### Exercise aim:
Look through the records below, and copy out every line that holds the string "style".

### Dataset rows:

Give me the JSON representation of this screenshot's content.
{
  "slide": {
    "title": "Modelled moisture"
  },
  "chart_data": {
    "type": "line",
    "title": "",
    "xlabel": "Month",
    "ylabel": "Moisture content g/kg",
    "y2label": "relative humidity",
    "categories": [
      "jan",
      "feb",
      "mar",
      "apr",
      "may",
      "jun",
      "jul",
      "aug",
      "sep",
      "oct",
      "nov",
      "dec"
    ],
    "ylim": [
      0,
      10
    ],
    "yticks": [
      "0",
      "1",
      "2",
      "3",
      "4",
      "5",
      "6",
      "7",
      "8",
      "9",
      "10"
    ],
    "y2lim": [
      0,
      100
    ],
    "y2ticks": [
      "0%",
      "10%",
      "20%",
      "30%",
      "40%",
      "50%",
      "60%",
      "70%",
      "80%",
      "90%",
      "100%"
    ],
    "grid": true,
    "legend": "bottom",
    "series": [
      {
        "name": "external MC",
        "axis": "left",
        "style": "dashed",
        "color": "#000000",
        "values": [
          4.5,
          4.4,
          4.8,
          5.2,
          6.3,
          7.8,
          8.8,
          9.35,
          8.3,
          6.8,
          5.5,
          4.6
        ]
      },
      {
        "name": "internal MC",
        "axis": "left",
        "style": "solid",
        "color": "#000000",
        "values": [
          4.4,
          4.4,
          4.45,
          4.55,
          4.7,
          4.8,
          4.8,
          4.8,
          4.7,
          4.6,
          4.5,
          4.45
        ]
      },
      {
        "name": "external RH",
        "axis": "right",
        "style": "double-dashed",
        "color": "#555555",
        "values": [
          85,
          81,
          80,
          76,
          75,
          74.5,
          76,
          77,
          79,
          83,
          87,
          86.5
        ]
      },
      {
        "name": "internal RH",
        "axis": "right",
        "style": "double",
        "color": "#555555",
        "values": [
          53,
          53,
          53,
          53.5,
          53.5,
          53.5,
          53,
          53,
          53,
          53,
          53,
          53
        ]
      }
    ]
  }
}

### Correct answer:
        "style": "dashed",
        "style": "solid",
        "style": "double-dashed",
        "style": "double",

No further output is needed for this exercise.